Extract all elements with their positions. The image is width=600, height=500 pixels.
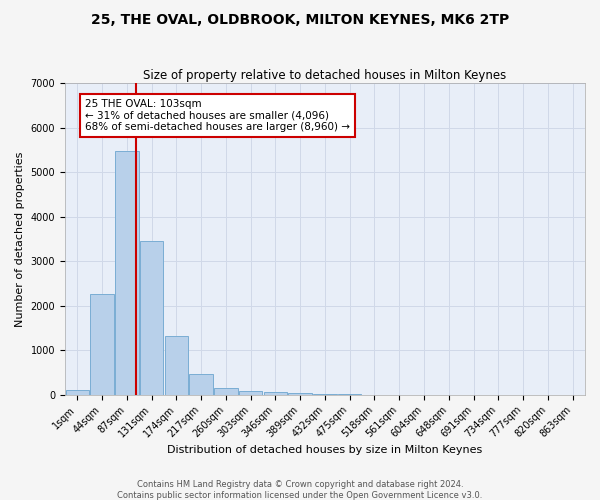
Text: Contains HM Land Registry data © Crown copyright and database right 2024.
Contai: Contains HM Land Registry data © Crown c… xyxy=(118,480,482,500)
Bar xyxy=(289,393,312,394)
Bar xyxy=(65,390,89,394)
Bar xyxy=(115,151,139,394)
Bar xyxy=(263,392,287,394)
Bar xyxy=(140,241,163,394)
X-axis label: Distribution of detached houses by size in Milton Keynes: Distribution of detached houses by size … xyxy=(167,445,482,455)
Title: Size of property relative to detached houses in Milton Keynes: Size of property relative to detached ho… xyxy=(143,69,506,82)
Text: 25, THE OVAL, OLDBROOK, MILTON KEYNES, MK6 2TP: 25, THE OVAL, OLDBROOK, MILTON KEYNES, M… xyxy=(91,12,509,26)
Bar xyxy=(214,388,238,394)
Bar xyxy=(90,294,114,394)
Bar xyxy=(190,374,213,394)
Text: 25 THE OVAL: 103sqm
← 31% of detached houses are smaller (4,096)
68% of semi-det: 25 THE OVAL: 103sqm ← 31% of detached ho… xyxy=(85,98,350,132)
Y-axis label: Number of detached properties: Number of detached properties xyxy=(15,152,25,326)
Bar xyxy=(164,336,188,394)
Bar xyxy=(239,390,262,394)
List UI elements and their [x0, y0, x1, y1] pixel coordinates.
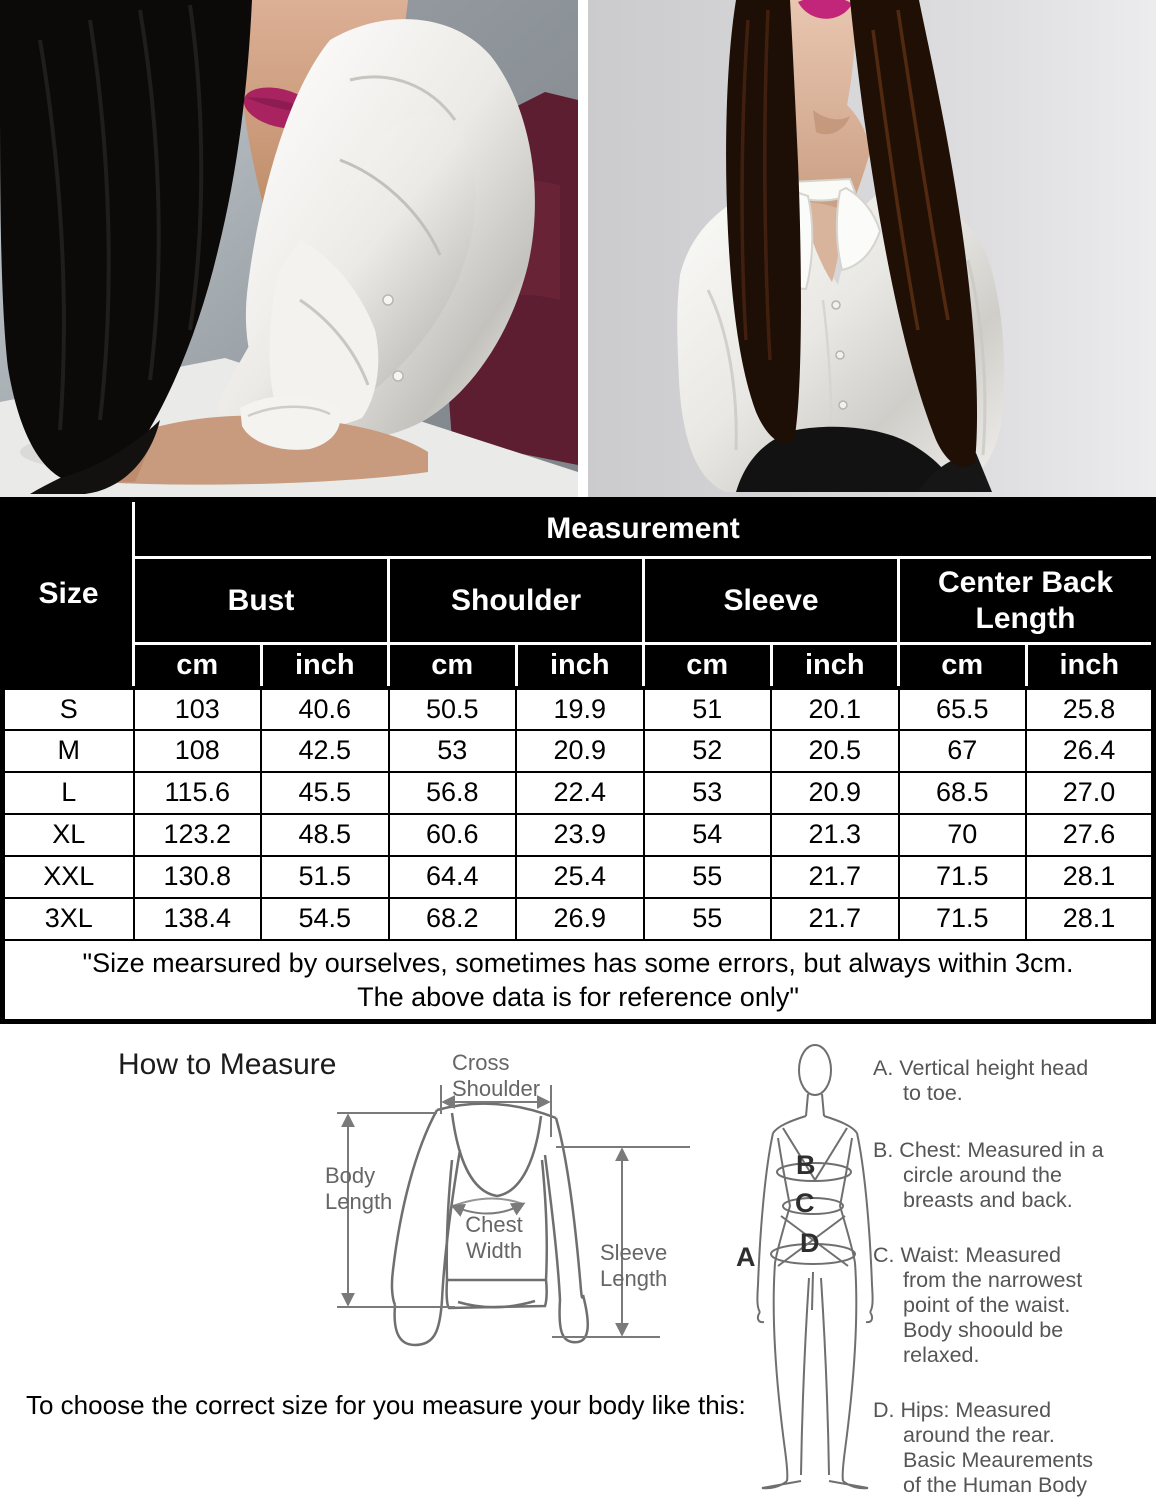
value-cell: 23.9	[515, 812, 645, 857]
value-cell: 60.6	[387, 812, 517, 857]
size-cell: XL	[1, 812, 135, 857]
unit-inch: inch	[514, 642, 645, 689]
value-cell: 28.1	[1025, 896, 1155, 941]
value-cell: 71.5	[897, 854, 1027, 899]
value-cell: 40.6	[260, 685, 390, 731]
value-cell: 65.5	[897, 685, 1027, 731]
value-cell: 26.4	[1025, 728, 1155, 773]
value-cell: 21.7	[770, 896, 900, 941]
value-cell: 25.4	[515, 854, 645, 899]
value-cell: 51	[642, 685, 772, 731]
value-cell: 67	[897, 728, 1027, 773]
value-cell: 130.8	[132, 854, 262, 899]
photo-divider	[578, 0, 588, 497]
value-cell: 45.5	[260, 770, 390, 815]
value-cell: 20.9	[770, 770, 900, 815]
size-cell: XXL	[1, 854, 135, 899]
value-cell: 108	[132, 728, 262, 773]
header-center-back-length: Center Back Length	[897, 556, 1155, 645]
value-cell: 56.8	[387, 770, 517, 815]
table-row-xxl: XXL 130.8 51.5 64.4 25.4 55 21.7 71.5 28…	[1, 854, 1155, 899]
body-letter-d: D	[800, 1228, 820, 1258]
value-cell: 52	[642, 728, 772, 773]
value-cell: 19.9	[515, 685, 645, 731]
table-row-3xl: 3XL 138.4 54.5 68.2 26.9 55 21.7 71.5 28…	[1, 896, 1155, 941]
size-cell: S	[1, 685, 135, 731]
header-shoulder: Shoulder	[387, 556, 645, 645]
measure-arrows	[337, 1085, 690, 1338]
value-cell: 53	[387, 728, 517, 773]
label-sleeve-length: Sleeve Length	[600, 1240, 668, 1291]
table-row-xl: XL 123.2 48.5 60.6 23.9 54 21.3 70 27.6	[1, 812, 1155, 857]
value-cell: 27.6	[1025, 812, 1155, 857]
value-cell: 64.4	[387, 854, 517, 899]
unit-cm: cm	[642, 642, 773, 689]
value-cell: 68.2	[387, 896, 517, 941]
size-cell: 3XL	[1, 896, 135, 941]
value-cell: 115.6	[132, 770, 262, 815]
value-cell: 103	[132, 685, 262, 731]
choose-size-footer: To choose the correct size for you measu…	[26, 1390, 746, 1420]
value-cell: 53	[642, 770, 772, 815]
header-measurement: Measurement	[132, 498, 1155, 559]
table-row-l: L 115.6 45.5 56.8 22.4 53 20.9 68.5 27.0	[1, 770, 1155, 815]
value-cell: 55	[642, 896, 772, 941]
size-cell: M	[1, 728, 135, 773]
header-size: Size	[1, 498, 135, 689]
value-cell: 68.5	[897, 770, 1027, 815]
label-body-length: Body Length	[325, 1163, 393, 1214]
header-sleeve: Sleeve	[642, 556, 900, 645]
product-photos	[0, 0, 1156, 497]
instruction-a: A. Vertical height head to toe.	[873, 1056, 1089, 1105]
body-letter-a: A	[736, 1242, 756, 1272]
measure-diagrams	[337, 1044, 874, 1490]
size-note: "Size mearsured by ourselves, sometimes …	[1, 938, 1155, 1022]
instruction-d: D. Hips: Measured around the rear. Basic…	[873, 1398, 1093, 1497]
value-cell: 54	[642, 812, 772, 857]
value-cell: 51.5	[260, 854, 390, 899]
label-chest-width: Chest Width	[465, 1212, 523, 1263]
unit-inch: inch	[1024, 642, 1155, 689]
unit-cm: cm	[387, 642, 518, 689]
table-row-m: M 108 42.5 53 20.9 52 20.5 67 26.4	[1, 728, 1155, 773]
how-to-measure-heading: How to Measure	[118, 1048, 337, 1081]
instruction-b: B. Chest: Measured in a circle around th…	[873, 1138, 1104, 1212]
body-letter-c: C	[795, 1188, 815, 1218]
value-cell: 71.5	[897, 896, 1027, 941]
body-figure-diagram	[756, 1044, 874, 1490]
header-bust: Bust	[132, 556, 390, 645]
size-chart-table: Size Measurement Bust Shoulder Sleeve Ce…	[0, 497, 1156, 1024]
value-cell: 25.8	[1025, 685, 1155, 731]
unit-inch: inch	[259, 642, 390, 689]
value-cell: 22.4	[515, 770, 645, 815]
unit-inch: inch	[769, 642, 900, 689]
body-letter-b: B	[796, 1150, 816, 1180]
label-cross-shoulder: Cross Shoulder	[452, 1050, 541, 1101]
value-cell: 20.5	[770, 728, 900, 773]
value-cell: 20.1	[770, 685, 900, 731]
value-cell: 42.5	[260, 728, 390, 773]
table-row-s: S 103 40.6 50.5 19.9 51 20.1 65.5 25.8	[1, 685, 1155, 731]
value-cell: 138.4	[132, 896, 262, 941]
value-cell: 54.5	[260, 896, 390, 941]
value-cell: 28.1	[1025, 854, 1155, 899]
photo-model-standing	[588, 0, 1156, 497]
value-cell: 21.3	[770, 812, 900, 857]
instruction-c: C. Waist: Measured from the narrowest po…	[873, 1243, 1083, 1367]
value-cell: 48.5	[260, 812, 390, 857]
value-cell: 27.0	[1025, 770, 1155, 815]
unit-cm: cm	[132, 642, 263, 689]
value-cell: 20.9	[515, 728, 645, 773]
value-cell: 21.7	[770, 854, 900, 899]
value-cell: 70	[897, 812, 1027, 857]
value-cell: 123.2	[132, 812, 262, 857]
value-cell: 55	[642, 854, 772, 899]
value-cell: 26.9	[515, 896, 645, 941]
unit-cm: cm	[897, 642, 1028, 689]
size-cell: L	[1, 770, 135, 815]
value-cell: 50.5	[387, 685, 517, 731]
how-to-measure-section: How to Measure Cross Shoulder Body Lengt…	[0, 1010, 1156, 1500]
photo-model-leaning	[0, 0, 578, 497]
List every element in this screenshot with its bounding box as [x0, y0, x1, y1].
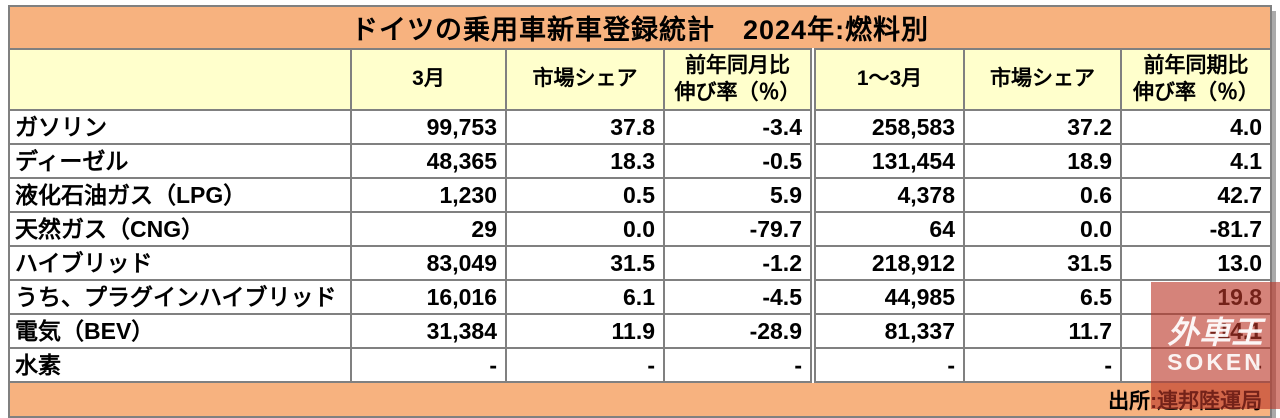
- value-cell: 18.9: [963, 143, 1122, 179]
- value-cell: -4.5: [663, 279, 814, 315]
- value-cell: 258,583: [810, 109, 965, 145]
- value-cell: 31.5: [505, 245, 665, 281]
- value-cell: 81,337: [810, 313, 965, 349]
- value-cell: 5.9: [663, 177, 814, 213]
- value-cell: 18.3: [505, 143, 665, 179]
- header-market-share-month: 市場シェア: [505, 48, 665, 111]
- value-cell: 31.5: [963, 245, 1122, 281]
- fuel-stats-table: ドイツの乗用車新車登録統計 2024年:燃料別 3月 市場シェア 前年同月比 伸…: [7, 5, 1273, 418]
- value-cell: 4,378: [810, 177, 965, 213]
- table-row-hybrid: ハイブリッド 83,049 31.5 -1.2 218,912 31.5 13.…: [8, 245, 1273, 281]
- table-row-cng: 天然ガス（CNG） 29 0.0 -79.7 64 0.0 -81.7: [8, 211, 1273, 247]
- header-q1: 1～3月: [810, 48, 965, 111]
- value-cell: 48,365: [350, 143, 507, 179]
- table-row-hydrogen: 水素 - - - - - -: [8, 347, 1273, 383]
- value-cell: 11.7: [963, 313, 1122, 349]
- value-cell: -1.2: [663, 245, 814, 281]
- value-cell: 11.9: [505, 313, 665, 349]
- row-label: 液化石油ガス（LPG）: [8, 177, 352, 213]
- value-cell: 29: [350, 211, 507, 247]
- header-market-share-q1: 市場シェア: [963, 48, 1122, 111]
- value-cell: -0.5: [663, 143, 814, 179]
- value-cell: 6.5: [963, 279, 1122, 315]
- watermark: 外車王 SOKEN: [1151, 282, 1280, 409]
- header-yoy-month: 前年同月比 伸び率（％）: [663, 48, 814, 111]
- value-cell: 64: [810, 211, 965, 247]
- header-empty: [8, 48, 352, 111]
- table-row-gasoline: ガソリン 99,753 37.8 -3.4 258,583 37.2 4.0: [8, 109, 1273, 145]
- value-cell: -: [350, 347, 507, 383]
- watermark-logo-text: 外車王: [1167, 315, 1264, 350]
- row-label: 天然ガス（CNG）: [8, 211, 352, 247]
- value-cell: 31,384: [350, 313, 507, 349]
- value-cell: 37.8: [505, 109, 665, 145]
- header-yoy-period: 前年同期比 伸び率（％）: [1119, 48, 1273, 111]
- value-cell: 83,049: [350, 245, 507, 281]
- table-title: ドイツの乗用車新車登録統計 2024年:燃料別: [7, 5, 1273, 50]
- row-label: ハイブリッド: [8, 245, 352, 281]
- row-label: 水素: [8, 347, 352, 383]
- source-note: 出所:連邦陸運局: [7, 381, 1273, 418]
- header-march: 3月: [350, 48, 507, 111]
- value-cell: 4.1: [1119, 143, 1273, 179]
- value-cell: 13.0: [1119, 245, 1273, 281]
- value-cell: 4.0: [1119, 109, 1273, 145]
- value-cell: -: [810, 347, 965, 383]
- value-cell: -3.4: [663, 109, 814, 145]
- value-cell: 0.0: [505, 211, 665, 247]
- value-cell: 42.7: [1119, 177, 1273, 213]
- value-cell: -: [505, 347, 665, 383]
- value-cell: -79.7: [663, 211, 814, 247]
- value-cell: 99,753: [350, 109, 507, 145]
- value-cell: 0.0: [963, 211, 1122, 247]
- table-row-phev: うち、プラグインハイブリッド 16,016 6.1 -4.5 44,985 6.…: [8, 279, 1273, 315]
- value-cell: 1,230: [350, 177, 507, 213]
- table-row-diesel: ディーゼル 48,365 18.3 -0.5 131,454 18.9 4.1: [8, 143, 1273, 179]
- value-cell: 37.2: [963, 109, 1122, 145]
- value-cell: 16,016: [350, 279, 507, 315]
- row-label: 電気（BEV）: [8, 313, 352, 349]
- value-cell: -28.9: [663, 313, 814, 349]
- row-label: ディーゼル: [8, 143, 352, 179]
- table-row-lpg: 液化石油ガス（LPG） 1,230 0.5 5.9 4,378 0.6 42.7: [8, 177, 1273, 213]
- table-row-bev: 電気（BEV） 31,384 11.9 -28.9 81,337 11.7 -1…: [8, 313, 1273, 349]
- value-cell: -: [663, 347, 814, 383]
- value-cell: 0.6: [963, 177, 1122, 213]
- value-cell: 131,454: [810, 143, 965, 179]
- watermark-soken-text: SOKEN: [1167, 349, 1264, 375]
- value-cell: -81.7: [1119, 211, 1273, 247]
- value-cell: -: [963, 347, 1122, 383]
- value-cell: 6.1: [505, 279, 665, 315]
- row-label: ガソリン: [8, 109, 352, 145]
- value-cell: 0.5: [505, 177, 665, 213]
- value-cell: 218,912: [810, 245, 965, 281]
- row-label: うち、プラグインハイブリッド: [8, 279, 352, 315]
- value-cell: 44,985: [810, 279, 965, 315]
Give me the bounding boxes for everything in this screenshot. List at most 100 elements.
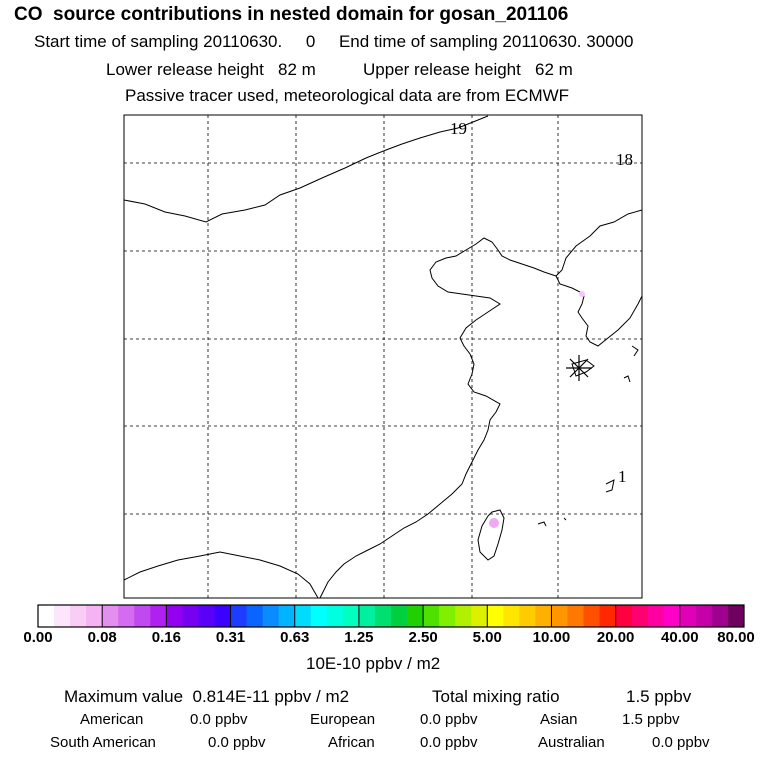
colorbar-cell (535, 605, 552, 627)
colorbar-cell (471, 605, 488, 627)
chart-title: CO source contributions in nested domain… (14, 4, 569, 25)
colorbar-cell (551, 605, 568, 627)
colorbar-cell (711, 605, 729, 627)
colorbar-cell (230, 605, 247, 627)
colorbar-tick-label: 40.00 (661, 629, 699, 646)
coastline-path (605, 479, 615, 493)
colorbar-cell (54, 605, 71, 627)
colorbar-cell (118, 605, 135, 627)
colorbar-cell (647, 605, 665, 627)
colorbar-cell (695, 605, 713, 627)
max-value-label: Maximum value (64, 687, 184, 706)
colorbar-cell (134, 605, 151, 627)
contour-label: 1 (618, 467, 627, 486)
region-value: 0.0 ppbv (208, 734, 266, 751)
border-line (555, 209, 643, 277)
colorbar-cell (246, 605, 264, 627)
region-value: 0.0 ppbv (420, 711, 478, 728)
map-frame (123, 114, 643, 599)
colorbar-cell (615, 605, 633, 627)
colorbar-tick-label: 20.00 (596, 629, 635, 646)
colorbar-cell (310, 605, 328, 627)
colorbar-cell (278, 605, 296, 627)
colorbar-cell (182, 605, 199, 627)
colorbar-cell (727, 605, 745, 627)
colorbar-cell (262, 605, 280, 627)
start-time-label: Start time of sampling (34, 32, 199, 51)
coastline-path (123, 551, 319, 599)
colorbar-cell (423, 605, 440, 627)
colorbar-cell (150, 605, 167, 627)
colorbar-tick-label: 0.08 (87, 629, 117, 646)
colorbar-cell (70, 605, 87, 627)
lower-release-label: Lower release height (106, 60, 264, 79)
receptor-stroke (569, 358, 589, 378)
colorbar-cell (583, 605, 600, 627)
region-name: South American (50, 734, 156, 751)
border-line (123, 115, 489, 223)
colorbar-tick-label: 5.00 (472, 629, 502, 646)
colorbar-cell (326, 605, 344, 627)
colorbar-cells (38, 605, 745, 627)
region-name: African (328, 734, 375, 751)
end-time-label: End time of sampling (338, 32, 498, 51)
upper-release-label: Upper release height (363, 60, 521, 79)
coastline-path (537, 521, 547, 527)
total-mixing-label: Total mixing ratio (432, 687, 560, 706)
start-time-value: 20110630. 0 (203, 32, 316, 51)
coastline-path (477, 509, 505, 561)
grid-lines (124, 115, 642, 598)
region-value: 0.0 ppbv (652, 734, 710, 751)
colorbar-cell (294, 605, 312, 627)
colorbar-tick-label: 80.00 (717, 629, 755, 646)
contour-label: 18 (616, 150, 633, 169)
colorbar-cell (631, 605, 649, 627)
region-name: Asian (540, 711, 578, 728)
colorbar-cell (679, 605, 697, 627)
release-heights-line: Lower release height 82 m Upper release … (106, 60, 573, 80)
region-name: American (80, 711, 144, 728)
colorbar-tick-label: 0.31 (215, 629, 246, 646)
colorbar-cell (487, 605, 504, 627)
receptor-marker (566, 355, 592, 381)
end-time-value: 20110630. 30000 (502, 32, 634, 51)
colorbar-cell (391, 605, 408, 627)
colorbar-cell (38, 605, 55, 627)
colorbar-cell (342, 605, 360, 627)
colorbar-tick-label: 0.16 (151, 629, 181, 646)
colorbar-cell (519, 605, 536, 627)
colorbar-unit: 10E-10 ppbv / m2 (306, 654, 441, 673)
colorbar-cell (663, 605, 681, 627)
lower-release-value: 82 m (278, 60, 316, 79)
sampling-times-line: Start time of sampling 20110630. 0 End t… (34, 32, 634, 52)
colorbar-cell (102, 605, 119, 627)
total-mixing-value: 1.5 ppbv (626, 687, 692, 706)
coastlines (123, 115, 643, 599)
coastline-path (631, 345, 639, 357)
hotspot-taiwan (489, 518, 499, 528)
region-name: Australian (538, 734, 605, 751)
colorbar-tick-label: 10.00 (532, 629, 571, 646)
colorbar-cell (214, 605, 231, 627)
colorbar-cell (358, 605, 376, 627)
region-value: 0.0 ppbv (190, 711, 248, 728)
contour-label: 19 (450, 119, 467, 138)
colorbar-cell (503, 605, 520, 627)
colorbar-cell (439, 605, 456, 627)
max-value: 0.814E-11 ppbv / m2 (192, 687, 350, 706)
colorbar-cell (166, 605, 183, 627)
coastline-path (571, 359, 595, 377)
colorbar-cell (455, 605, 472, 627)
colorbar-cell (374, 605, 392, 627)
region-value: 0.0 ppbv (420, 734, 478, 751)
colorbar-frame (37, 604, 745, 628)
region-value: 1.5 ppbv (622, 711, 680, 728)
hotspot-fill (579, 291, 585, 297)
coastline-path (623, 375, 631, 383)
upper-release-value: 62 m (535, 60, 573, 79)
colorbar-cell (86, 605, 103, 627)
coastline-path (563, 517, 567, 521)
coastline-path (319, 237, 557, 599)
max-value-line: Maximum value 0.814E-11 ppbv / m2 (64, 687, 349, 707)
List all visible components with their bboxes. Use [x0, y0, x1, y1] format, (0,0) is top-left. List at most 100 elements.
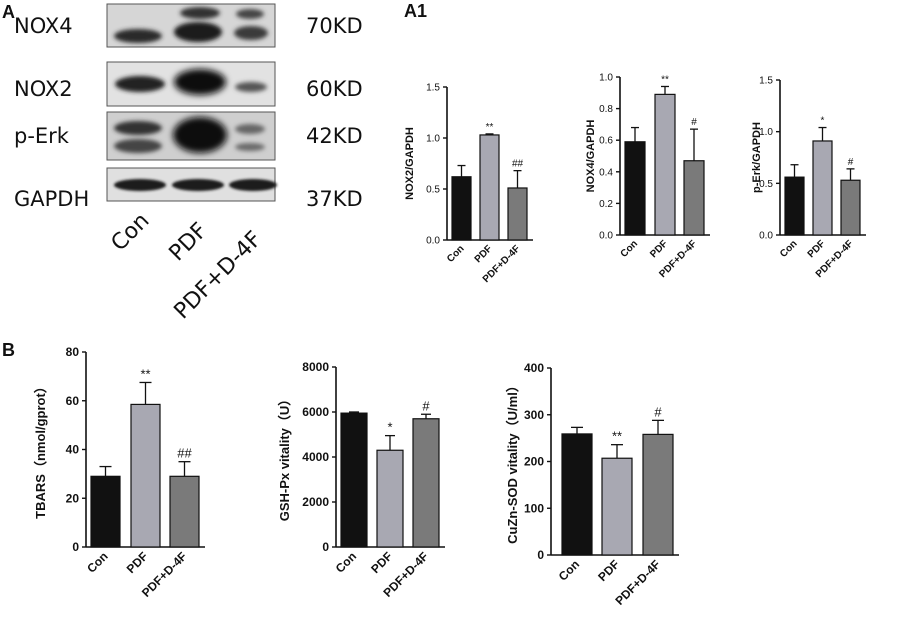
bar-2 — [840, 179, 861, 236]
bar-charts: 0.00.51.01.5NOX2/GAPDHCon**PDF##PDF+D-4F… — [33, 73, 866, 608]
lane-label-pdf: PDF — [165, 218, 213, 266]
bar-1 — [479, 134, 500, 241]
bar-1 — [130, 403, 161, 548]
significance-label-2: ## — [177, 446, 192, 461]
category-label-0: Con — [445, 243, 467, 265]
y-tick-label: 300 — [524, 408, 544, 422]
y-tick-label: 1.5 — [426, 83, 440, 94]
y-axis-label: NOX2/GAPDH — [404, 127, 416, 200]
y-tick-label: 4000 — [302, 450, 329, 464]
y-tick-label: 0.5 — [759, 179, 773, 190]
————
TASK DETAILS → Return, unchanged, every line of the items from the one containing "bar-2 — [840, 179, 861, 236]" through the last line of the items.

EXERCISE ANSWER →
bar-2 — [840, 179, 861, 236]
bar-charts: 0.00.51.01.5NOX2/GAPDHCon**PDF##PDF+D-4F… — [33, 73, 866, 608]
lane-label-pdf: PDF — [165, 218, 213, 266]
bar-1 — [479, 134, 500, 241]
bar-1 — [130, 403, 161, 548]
significance-label-2: ## — [177, 446, 192, 461]
category-label-0: Con — [445, 243, 467, 265]
y-tick-label: 300 — [524, 408, 544, 422]
y-tick-label: 1.5 — [426, 83, 440, 94]
y-axis-label: NOX2/GAPDH — [404, 127, 416, 200]
y-tick-label: 4000 — [302, 450, 329, 464]
y-tick-label: 0.5 — [759, 179, 773, 190]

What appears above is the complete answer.